Records contained in a dataset
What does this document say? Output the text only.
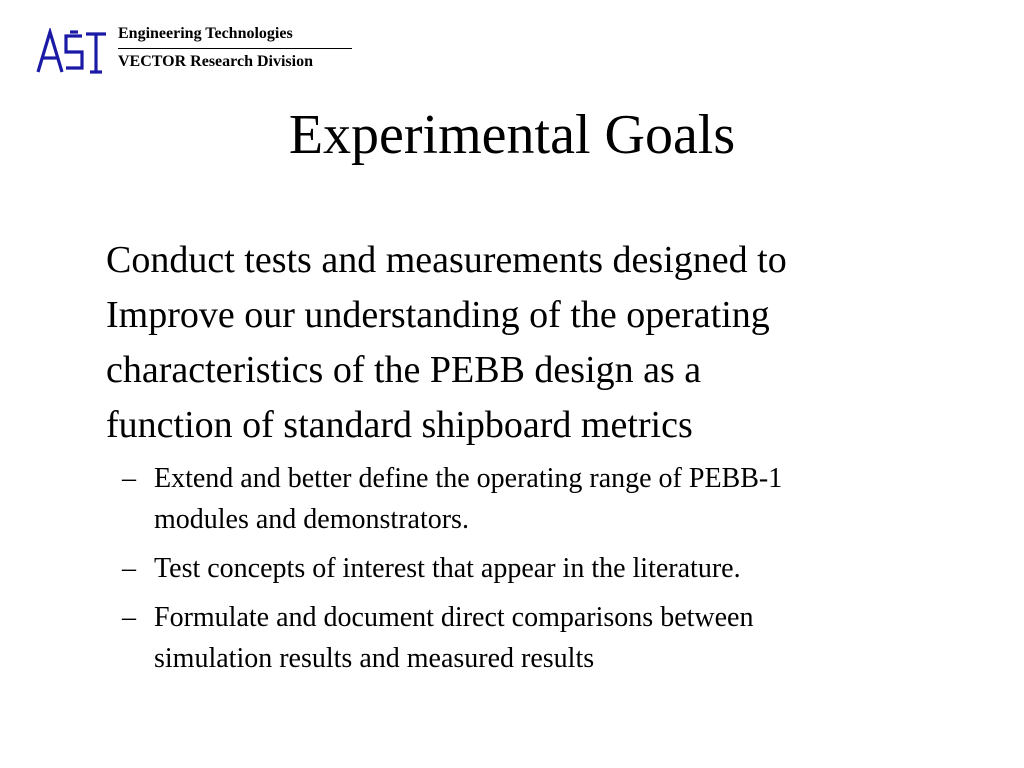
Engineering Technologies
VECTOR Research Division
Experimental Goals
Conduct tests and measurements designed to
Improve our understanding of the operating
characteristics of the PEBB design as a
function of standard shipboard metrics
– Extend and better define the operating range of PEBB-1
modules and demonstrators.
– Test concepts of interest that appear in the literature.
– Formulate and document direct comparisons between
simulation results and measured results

* * *

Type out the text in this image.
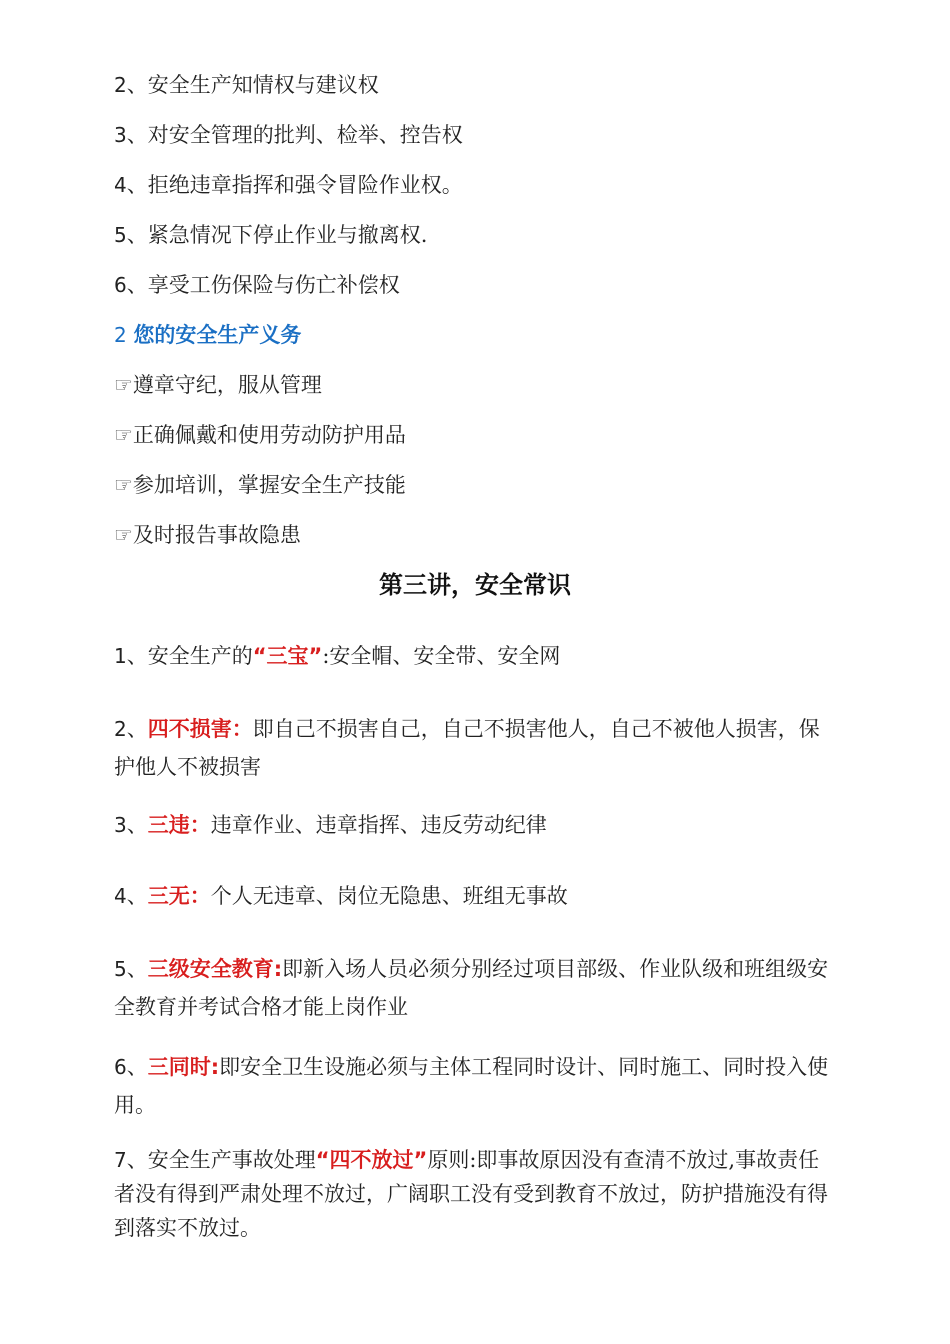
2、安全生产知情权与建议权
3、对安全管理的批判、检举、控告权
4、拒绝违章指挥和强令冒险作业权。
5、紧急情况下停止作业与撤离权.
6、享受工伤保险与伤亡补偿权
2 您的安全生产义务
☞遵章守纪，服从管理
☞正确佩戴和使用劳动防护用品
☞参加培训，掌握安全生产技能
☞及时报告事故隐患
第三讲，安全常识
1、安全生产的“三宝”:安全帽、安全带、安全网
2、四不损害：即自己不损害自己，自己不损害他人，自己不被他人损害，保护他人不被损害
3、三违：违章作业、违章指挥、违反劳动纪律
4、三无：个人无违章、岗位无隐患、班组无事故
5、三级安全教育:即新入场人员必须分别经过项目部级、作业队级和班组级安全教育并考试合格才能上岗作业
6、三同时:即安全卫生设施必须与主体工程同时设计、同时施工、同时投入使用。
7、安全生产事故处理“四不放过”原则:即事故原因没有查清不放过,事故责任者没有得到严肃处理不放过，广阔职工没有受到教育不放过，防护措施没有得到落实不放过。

### [REQUIRED TASK]
Find the word "PEBB" in the entries above and gather every line that holds it.

### [EXPECTED OUTPUT]
characteristics of the PEBB design as a
– Extend and better define the operating range of PEBB-1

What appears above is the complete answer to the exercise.